== Prompt ==
Select every line holding the word "alle" and copy it.

--- START OF Extracted information ---

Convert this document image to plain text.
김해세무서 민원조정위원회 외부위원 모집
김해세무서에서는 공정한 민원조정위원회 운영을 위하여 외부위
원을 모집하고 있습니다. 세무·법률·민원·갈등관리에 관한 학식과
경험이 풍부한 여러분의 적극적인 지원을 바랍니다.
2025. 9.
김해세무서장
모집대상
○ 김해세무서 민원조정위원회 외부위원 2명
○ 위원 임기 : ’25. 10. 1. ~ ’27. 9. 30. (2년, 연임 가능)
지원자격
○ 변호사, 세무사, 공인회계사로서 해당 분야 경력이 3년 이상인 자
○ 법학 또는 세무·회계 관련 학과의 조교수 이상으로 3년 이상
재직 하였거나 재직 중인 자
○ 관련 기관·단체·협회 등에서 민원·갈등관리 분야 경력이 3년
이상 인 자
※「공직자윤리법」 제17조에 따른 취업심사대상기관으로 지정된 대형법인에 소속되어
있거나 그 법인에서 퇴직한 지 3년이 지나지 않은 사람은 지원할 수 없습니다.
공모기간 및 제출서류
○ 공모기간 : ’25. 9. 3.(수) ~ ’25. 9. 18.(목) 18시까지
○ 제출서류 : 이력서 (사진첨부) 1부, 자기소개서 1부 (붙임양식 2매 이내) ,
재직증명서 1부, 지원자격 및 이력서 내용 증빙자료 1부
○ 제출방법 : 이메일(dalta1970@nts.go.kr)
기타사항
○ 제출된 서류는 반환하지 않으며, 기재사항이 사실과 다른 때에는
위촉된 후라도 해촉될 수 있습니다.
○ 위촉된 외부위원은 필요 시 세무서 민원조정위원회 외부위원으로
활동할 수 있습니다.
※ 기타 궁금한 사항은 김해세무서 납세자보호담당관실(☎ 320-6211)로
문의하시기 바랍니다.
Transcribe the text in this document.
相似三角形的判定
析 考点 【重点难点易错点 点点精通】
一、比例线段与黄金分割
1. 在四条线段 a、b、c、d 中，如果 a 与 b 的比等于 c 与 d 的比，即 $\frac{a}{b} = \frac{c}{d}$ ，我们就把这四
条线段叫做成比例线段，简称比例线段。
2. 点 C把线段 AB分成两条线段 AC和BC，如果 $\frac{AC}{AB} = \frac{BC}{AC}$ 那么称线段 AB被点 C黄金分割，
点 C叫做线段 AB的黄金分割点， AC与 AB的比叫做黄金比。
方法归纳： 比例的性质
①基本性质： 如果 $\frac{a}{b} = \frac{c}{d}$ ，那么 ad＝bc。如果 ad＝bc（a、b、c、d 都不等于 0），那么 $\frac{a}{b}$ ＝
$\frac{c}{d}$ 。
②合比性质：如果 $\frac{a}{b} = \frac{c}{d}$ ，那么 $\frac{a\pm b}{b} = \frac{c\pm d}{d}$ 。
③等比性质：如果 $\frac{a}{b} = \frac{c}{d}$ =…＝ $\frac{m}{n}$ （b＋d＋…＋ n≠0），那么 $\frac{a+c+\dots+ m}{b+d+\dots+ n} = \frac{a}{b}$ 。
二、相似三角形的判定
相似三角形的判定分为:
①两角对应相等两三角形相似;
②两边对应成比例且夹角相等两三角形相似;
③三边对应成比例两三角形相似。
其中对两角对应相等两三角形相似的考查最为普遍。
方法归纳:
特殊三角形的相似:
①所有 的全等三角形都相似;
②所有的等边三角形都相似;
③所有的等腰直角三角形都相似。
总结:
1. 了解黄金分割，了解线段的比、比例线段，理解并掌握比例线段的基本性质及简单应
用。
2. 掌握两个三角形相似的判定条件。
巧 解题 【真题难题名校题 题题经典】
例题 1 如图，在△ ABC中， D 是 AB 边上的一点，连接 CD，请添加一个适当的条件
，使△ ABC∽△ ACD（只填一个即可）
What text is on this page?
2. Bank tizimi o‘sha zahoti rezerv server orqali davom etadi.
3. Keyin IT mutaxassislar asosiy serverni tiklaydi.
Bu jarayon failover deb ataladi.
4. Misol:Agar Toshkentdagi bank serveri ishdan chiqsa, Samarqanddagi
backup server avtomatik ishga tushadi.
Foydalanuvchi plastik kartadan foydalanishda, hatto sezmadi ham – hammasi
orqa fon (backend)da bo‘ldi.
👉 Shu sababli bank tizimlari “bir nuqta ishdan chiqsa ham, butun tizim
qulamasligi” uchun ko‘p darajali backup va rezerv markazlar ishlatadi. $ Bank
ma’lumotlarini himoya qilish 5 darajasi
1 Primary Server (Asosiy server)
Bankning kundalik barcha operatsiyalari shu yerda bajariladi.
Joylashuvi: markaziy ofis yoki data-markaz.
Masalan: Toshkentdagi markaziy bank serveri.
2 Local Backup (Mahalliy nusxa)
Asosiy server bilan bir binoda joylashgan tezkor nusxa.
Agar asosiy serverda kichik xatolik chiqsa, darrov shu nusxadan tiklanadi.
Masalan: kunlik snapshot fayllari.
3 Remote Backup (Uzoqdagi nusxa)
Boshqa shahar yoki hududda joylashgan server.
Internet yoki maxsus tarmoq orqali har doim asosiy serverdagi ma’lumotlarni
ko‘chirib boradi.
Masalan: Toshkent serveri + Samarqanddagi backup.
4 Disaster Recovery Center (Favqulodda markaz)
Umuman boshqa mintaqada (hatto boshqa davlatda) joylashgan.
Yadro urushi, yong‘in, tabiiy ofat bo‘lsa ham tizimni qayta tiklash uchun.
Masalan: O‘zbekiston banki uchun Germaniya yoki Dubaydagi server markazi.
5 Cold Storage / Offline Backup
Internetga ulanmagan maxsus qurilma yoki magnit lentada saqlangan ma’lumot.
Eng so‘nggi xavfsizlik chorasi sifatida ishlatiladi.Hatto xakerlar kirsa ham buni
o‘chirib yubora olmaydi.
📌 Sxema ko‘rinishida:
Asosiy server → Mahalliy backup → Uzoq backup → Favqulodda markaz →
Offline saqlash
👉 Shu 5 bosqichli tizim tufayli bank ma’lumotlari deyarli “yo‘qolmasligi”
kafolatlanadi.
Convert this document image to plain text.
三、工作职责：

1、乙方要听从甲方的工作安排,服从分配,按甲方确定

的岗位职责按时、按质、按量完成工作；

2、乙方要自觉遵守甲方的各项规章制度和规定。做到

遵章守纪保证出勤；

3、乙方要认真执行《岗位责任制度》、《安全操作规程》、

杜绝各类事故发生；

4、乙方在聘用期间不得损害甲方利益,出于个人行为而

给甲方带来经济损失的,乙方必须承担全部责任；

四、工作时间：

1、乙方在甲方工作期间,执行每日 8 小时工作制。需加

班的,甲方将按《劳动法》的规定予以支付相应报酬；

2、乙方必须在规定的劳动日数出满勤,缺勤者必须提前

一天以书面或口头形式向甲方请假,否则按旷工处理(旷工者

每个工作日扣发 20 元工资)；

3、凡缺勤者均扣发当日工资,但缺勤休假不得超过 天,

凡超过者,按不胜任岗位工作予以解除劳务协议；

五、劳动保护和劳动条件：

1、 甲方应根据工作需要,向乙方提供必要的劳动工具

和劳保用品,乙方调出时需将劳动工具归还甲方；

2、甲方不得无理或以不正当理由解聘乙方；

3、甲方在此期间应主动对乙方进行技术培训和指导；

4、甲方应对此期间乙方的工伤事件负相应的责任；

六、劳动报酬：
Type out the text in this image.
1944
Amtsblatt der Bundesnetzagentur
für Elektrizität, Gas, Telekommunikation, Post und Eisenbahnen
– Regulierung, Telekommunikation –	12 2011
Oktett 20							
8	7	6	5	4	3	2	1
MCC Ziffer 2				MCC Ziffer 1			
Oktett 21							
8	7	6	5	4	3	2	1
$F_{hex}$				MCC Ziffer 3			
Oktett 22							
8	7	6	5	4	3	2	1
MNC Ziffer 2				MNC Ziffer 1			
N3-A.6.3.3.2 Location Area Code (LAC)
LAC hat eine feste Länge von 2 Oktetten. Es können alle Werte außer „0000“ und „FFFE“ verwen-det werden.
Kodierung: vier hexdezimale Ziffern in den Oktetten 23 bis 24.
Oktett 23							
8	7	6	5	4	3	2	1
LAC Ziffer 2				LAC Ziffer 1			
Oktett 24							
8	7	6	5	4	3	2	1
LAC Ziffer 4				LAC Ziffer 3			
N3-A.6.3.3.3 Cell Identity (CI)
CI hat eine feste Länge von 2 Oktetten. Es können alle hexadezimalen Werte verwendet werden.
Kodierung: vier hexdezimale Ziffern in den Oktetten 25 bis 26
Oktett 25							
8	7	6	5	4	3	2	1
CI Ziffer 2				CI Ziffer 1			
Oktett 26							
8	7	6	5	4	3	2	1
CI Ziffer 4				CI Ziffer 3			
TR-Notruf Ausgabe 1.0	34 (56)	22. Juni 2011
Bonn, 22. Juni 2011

--- END OF Extracted information ---

== Correct output ==
LAC hat eine feste Länge von 2 Oktetten. Es können alle Werte außer „0000“ und „FFFE“ verwen-det werden.
CI hat eine feste Länge von 2 Oktetten. Es können alle hexadezimalen Werte verwendet werden.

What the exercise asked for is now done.